§ KUTIPAN TEKS
Padahal seperti kita ketahui ucapan Assalamu'alaikum Warahmatullahi Wabarakatuh adalah sebuah ucapan salam sekaligus doa yang kita tujukan kepada orang lain. Ucapan salam dalam Islam sesungguhnya merupakan do’a seorang Muslim terhadap saudara Muslim yang lain. Maka, apabila kita mengucap salam dengan hanya menuliskan "Ass", secara tidak sadar mungkin kita malah mendoakan hal yang buruk terhadap saudara kita.

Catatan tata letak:
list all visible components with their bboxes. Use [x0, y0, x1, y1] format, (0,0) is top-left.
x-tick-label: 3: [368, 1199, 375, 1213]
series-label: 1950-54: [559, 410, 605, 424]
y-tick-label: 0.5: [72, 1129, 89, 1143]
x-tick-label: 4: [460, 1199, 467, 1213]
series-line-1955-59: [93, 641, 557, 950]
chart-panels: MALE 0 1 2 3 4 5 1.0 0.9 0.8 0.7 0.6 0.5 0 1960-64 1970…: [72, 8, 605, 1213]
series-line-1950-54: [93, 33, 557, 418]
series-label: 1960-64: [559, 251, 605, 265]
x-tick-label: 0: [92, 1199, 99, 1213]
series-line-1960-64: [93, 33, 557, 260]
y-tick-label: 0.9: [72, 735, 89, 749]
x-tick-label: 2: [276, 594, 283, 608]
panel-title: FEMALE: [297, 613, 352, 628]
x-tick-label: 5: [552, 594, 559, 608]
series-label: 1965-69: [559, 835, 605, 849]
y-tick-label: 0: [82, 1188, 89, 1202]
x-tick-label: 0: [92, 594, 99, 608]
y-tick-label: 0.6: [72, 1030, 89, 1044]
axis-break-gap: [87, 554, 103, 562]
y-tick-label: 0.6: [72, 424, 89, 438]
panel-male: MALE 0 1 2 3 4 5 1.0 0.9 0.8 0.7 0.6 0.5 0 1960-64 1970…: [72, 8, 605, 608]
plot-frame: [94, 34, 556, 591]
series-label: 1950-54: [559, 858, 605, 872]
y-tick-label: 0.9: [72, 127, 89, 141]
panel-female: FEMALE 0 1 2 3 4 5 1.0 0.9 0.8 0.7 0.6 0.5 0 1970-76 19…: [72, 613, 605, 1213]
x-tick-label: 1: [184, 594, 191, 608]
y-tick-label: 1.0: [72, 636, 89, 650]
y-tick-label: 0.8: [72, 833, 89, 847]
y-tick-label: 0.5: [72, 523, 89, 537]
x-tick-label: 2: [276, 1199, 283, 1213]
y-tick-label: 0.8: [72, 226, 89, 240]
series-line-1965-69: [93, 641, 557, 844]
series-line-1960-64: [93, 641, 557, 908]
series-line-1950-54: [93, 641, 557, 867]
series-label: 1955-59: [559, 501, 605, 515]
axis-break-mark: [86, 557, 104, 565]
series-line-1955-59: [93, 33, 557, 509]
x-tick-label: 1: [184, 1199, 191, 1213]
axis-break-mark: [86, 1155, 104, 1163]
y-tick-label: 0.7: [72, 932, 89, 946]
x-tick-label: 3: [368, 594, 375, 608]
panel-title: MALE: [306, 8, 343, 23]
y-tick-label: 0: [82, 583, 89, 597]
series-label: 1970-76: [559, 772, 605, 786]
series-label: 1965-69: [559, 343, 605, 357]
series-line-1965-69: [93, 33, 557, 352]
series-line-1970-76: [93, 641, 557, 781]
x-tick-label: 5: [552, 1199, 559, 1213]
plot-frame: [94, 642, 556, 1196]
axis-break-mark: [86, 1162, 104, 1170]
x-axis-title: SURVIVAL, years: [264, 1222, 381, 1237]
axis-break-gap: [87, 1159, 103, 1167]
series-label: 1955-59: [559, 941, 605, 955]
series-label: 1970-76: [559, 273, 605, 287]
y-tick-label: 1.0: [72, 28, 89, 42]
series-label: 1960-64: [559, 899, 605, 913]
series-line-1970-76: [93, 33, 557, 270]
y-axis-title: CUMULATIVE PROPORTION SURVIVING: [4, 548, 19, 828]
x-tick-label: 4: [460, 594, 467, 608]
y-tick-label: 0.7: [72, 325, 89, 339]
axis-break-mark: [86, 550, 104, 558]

§ YANG DIHARAPKAN
Ringkaslah paragraf pada kutipan teks yang diawali "Padahal seperti kita ketahui" tanpa menghilangkan fakta-fakta utamanya.

§ JAWABAN YANG DIHARAPKAN
Ucapan Assalamu'alaikum Warahmatullahi Wabarakatuh merupakan salam sekaligus doa bagi orang lain, yakni doa seorang Muslim untuk saudara Muslimnya. Karena itu, menuliskan salam hanya dengan "Ass" mungkin tanpa disadari justru mendoakan keburukan bagi saudara kita.